Dataset excerpts:
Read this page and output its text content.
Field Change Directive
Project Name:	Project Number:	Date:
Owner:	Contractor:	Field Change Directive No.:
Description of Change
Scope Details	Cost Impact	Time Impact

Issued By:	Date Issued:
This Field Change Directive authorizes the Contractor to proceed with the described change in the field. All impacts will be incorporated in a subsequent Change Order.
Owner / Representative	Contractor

Exercise description: Go through the records above and set each one down exactly, please.

Completed task:
Read this page and output its text content.
Field Change Directive
Project Name:	Project Number:	Date:
Owner:	Contractor:	Field Change Directive No.:
Description of Change
Scope Details	Cost Impact	Time Impact

Issued By:	Date Issued:
This Field Change Directive authorizes the Contractor to proceed with the described change in the field. All impacts will be incorporated in a subsequent Change Order.
Owner / Representative	Contractor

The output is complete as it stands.